= YOUR GOAL =
Give the number of lines in this listing that contain "icon", with no other words.

= ENTRIES SUPPLIED =
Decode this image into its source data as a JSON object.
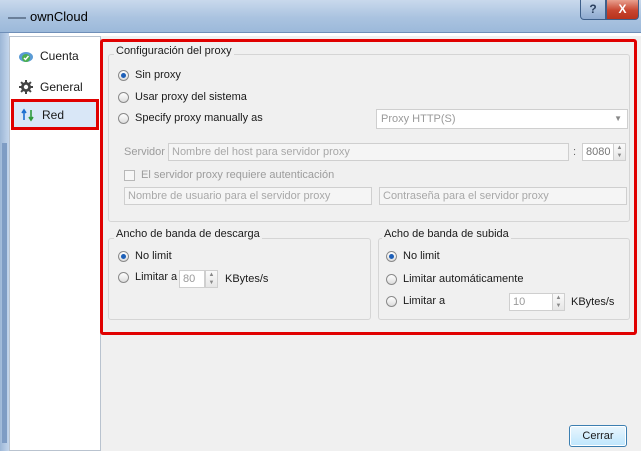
{
  "window": {
    "title": "ownCloud",
    "help_glyph": "?",
    "close_glyph": "X"
  },
  "sidebar": {
    "items": [
      {
        "label": "Cuenta",
        "icon": "owncloud-account-icon"
      },
      {
        "label": "General",
        "icon": "gear-icon"
      },
      {
        "label": "Red",
        "icon": "network-arrows-icon",
        "selected": true
      }
    ]
  },
  "proxy": {
    "title": "Configuración del proxy",
    "options": [
      {
        "label": "Sin proxy",
        "checked": true
      },
      {
        "label": "Usar proxy del sistema",
        "checked": false
      },
      {
        "label": "Specify proxy manually as",
        "checked": false
      }
    ],
    "type_select": "Proxy HTTP(S)",
    "server_label": "Servidor",
    "server_placeholder": "Nombre del host para servidor proxy",
    "colon": ":",
    "port_value": "8080",
    "auth_label": "El servidor proxy requiere autenticación",
    "user_placeholder": "Nombre de usuario para el servidor proxy",
    "password_placeholder": "Contraseña para el servidor proxy"
  },
  "download": {
    "title": "Ancho de banda de descarga",
    "no_limit": "No limit",
    "limit_to": "Limitar a",
    "value": "80",
    "unit": "KBytes/s"
  },
  "upload": {
    "title": "Acho de banda de subida",
    "no_limit": "No limit",
    "auto": "Limitar automáticamente",
    "limit_to": "Limitar a",
    "value": "10",
    "unit": "KBytes/s"
  },
  "footer": {
    "close_label": "Cerrar"
  },
  "colors": {
    "highlight": "#e00000",
    "accent": "#1d5fb8"
  }
}
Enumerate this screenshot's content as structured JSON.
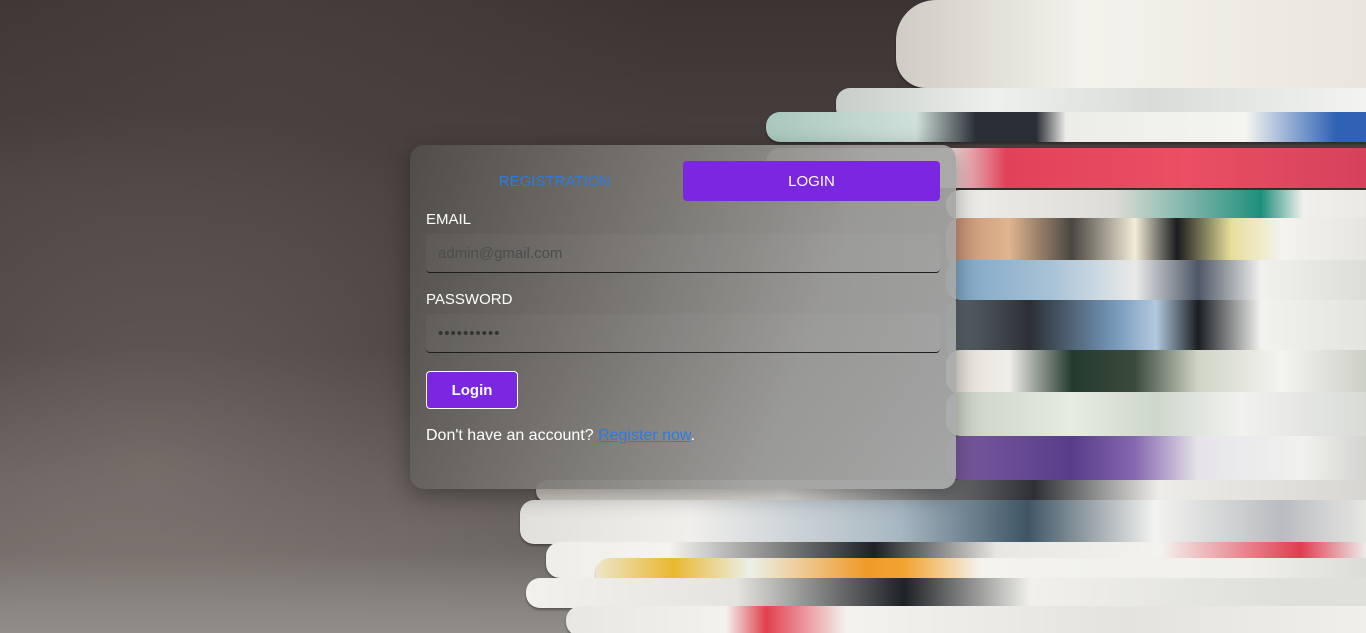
{
  "tabs": [
    {
      "label": "REGISTRATION",
      "active": false
    },
    {
      "label": "LOGIN",
      "active": true
    }
  ],
  "form": {
    "email_label": "EMAIL",
    "email_placeholder": "admin@gmail.com",
    "email_value": "",
    "password_label": "PASSWORD",
    "password_value": "••••••••••",
    "submit_label": "Login"
  },
  "register": {
    "prompt": "Don't have an account? ",
    "link_label": "Register now",
    "suffix": "."
  },
  "colors": {
    "accent": "#7b26e0",
    "link": "#2b7ce0"
  }
}
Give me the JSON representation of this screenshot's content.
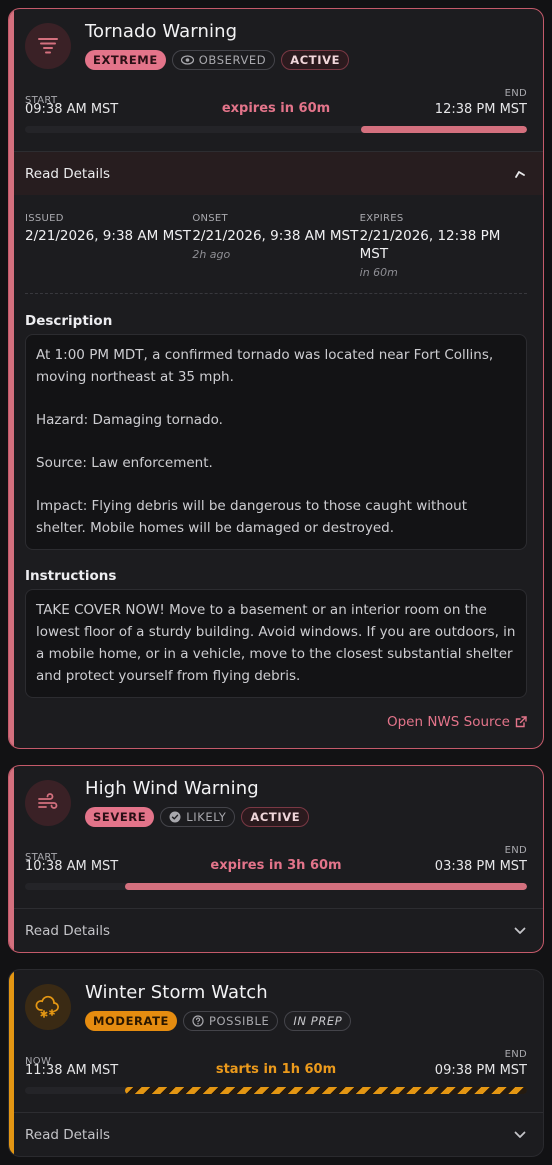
{
  "alerts": [
    {
      "icon": "tornado-icon",
      "title": "Tornado Warning",
      "severity": "EXTREME",
      "certainty": "OBSERVED",
      "status": "ACTIVE",
      "start_label": "START",
      "start_time": "09:38 AM MST",
      "countdown": "expires in 60m",
      "end_label": "END",
      "end_time": "12:38 PM MST",
      "remaining_fraction": 0.33,
      "details_label": "Read Details",
      "details_expanded": true,
      "issued_label": "ISSUED",
      "issued": "2/21/2026, 9:38 AM MST",
      "onset_label": "ONSET",
      "onset": "2/21/2026, 9:38 AM MST",
      "onset_relative": "2h ago",
      "expires_label": "EXPIRES",
      "expires": "2/21/2026, 12:38 PM MST",
      "expires_relative": "in 60m",
      "description_heading": "Description",
      "description": [
        "At 1:00 PM MDT, a confirmed tornado was located near Fort Collins, moving northeast at 35 mph.",
        "Hazard: Damaging tornado.",
        "Source: Law enforcement.",
        "Impact: Flying debris will be dangerous to those caught without shelter. Mobile homes will be damaged or destroyed."
      ],
      "instructions_heading": "Instructions",
      "instructions": "TAKE COVER NOW! Move to a basement or an interior room on the lowest floor of a sturdy building. Avoid windows. If you are outdoors, in a mobile home, or in a vehicle, move to the closest substantial shelter and protect yourself from flying debris.",
      "source_link": "Open NWS Source"
    },
    {
      "icon": "wind-icon",
      "title": "High Wind Warning",
      "severity": "SEVERE",
      "certainty": "LIKELY",
      "status": "ACTIVE",
      "start_label": "START",
      "start_time": "10:38 AM MST",
      "countdown": "expires in 3h 60m",
      "end_label": "END",
      "end_time": "03:38 PM MST",
      "remaining_fraction": 0.8,
      "details_label": "Read Details",
      "details_expanded": false
    },
    {
      "icon": "snow-cloud-icon",
      "title": "Winter Storm Watch",
      "severity": "MODERATE",
      "certainty": "POSSIBLE",
      "status": "IN PREP",
      "start_label": "NOW",
      "start_time": "11:38 AM MST",
      "countdown": "starts in 1h 60m",
      "end_label": "END",
      "end_time": "09:38 PM MST",
      "remaining_fraction": 0.8,
      "details_label": "Read Details",
      "details_expanded": false
    }
  ],
  "colors": {
    "extreme": "#e3748a",
    "moderate": "#e58c10",
    "card_bg": "#1c1c1f"
  }
}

= SOLUTION TO THIS TASK =
6